Extracted data entries
*****

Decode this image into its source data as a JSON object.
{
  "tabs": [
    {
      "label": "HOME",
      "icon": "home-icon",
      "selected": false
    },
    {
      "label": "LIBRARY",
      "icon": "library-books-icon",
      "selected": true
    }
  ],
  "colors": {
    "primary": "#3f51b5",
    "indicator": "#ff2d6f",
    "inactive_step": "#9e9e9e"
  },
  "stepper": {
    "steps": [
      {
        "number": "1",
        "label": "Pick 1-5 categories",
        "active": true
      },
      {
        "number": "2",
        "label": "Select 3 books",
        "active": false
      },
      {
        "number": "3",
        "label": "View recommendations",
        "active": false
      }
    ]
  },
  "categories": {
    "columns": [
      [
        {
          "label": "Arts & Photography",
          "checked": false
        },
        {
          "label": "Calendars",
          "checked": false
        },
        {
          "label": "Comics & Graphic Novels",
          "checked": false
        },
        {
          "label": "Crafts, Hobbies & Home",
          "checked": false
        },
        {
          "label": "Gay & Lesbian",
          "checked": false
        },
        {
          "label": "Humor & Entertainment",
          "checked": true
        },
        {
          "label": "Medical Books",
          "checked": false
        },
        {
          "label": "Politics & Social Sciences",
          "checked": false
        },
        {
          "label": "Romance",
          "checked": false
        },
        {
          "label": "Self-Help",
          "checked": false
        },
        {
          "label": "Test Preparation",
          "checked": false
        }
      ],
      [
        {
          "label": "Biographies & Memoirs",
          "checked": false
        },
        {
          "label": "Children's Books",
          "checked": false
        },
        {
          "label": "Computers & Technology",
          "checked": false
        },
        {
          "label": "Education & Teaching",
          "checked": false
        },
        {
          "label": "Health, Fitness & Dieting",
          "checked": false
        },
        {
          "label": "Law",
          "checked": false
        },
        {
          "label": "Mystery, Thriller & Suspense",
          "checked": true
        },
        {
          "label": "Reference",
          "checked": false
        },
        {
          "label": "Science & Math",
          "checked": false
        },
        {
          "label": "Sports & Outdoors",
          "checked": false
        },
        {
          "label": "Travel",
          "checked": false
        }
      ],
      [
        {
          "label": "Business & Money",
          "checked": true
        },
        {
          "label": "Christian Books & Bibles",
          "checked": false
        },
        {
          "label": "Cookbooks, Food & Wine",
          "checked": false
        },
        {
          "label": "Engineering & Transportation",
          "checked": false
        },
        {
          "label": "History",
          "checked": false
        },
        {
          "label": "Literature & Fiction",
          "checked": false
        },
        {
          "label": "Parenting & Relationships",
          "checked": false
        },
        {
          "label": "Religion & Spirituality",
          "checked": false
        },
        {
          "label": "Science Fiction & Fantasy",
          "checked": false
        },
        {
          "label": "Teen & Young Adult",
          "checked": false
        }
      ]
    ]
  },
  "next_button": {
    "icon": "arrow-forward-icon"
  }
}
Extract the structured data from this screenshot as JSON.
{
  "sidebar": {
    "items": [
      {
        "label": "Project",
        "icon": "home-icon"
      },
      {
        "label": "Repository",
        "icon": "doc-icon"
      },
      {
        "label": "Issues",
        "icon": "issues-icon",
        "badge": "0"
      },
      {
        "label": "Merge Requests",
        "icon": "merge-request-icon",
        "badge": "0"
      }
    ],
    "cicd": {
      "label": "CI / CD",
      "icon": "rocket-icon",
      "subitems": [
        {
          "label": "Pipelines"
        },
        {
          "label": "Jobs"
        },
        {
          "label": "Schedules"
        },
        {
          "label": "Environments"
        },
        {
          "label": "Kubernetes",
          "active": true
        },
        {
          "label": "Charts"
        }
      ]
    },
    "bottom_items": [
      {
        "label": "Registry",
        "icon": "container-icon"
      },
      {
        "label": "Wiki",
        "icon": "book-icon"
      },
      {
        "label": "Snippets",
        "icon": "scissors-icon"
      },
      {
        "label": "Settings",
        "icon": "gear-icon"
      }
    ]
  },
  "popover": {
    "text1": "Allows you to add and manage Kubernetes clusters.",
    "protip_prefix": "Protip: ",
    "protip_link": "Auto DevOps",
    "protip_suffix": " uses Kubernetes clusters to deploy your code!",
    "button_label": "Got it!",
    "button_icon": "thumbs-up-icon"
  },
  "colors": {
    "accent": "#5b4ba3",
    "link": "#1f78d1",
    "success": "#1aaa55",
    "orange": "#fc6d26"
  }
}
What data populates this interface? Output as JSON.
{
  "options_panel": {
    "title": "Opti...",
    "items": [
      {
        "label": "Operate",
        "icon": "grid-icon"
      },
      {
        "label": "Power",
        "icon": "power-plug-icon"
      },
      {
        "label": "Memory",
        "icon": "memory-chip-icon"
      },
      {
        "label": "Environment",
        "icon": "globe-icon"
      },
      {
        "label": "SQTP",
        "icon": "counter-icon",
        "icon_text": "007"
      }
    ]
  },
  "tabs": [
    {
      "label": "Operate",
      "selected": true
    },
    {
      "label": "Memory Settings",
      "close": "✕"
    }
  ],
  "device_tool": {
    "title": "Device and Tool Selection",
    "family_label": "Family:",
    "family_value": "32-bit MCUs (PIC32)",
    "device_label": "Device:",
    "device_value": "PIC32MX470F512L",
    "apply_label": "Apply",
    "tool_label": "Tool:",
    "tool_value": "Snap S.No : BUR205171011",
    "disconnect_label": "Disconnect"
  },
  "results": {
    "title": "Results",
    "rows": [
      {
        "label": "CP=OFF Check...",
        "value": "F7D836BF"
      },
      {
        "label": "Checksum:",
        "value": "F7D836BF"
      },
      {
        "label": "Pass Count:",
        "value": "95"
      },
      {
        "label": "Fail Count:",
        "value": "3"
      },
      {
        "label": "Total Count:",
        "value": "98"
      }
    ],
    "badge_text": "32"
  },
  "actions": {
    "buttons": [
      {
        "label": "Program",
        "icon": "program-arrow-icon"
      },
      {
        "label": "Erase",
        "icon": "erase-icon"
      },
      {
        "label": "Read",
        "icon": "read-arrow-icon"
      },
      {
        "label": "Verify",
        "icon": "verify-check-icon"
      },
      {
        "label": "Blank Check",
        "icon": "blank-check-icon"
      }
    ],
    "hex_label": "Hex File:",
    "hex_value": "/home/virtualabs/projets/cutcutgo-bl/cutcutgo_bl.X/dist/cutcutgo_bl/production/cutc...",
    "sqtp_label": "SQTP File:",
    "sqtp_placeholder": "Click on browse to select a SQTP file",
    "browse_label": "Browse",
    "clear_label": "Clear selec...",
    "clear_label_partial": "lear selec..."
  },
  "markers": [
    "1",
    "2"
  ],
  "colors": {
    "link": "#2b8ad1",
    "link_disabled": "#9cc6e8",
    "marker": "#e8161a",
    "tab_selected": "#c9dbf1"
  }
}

*****

Short problem » Each entry must be reproduced verbatim.

Answer below »
Decode this image into its source data as a JSON object.
{
  "tabs": [
    {
      "label": "HOME",
      "icon": "home-icon",
      "selected": false
    },
    {
      "label": "LIBRARY",
      "icon": "library-books-icon",
      "selected": true
    }
  ],
  "colors": {
    "primary": "#3f51b5",
    "indicator": "#ff2d6f",
    "inactive_step": "#9e9e9e"
  },
  "stepper": {
    "steps": [
      {
        "number": "1",
        "label": "Pick 1-5 categories",
        "active": true
      },
      {
        "number": "2",
        "label": "Select 3 books",
        "active": false
      },
      {
        "number": "3",
        "label": "View recommendations",
        "active": false
      }
    ]
  },
  "categories": {
    "columns": [
      [
        {
          "label": "Arts & Photography",
          "checked": false
        },
        {
          "label": "Calendars",
          "checked": false
        },
        {
          "label": "Comics & Graphic Novels",
          "checked": false
        },
        {
          "label": "Crafts, Hobbies & Home",
          "checked": false
        },
        {
          "label": "Gay & Lesbian",
          "checked": false
        },
        {
          "label": "Humor & Entertainment",
          "checked": true
        },
        {
          "label": "Medical Books",
          "checked": false
        },
        {
          "label": "Politics & Social Sciences",
          "checked": false
        },
        {
          "label": "Romance",
          "checked": false
        },
        {
          "label": "Self-Help",
          "checked": false
        },
        {
          "label": "Test Preparation",
          "checked": false
        }
      ],
      [
        {
          "label": "Biographies & Memoirs",
          "checked": false
        },
        {
          "label": "Children's Books",
          "checked": false
        },
        {
          "label": "Computers & Technology",
          "checked": false
        },
        {
          "label": "Education & Teaching",
          "checked": false
        },
        {
          "label": "Health, Fitness & Dieting",
          "checked": false
        },
        {
          "label": "Law",
          "checked": false
        },
        {
          "label": "Mystery, Thriller & Suspense",
          "checked": true
        },
        {
          "label": "Reference",
          "checked": false
        },
        {
          "label": "Science & Math",
          "checked": false
        },
        {
          "label": "Sports & Outdoors",
          "checked": false
        },
        {
          "label": "Travel",
          "checked": false
        }
      ],
      [
        {
          "label": "Business & Money",
          "checked": true
        },
        {
          "label": "Christian Books & Bibles",
          "checked": false
        },
        {
          "label": "Cookbooks, Food & Wine",
          "checked": false
        },
        {
          "label": "Engineering & Transportation",
          "checked": false
        },
        {
          "label": "History",
          "checked": false
        },
        {
          "label": "Literature & Fiction",
          "checked": false
        },
        {
          "label": "Parenting & Relationships",
          "checked": false
        },
        {
          "label": "Religion & Spirituality",
          "checked": false
        },
        {
          "label": "Science Fiction & Fantasy",
          "checked": false
        },
        {
          "label": "Teen & Young Adult",
          "checked": false
        }
      ]
    ]
  },
  "next_button": {
    "icon": "arrow-forward-icon"
  }
}
Extract the structured data from this screenshot as JSON.
{
  "sidebar": {
    "items": [
      {
        "label": "Project",
        "icon": "home-icon"
      },
      {
        "label": "Repository",
        "icon": "doc-icon"
      },
      {
        "label": "Issues",
        "icon": "issues-icon",
        "badge": "0"
      },
      {
        "label": "Merge Requests",
        "icon": "merge-request-icon",
        "badge": "0"
      }
    ],
    "cicd": {
      "label": "CI / CD",
      "icon": "rocket-icon",
      "subitems": [
        {
          "label": "Pipelines"
        },
        {
          "label": "Jobs"
        },
        {
          "label": "Schedules"
        },
        {
          "label": "Environments"
        },
        {
          "label": "Kubernetes",
          "active": true
        },
        {
          "label": "Charts"
        }
      ]
    },
    "bottom_items": [
      {
        "label": "Registry",
        "icon": "container-icon"
      },
      {
        "label": "Wiki",
        "icon": "book-icon"
      },
      {
        "label": "Snippets",
        "icon": "scissors-icon"
      },
      {
        "label": "Settings",
        "icon": "gear-icon"
      }
    ]
  },
  "popover": {
    "text1": "Allows you to add and manage Kubernetes clusters.",
    "protip_prefix": "Protip: ",
    "protip_link": "Auto DevOps",
    "protip_suffix": " uses Kubernetes clusters to deploy your code!",
    "button_label": "Got it!",
    "button_icon": "thumbs-up-icon"
  },
  "colors": {
    "accent": "#5b4ba3",
    "link": "#1f78d1",
    "success": "#1aaa55",
    "orange": "#fc6d26"
  }
}
What data populates this interface? Output as JSON.
{
  "options_panel": {
    "title": "Opti...",
    "items": [
      {
        "label": "Operate",
        "icon": "grid-icon"
      },
      {
        "label": "Power",
        "icon": "power-plug-icon"
      },
      {
        "label": "Memory",
        "icon": "memory-chip-icon"
      },
      {
        "label": "Environment",
        "icon": "globe-icon"
      },
      {
        "label": "SQTP",
        "icon": "counter-icon",
        "icon_text": "007"
      }
    ]
  },
  "tabs": [
    {
      "label": "Operate",
      "selected": true
    },
    {
      "label": "Memory Settings",
      "close": "✕"
    }
  ],
  "device_tool": {
    "title": "Device and Tool Selection",
    "family_label": "Family:",
    "family_value": "32-bit MCUs (PIC32)",
    "device_label": "Device:",
    "device_value": "PIC32MX470F512L",
    "apply_label": "Apply",
    "tool_label": "Tool:",
    "tool_value": "Snap S.No : BUR205171011",
    "disconnect_label": "Disconnect"
  },
  "results": {
    "title": "Results",
    "rows": [
      {
        "label": "CP=OFF Check...",
        "value": "F7D836BF"
      },
      {
        "label": "Checksum:",
        "value": "F7D836BF"
      },
      {
        "label": "Pass Count:",
        "value": "95"
      },
      {
        "label": "Fail Count:",
        "value": "3"
      },
      {
        "label": "Total Count:",
        "value": "98"
      }
    ],
    "badge_text": "32"
  },
  "actions": {
    "buttons": [
      {
        "label": "Program",
        "icon": "program-arrow-icon"
      },
      {
        "label": "Erase",
        "icon": "erase-icon"
      },
      {
        "label": "Read",
        "icon": "read-arrow-icon"
      },
      {
        "label": "Verify",
        "icon": "verify-check-icon"
      },
      {
        "label": "Blank Check",
        "icon": "blank-check-icon"
      }
    ],
    "hex_label": "Hex File:",
    "hex_value": "/home/virtualabs/projets/cutcutgo-bl/cutcutgo_bl.X/dist/cutcutgo_bl/production/cutc...",
    "sqtp_label": "SQTP File:",
    "sqtp_placeholder": "Click on browse to select a SQTP file",
    "browse_label": "Browse",
    "clear_label": "Clear selec...",
    "clear_label_partial": "lear selec..."
  },
  "markers": [
    "1",
    "2"
  ],
  "colors": {
    "link": "#2b8ad1",
    "link_disabled": "#9cc6e8",
    "marker": "#e8161a",
    "tab_selected": "#c9dbf1"
  }
}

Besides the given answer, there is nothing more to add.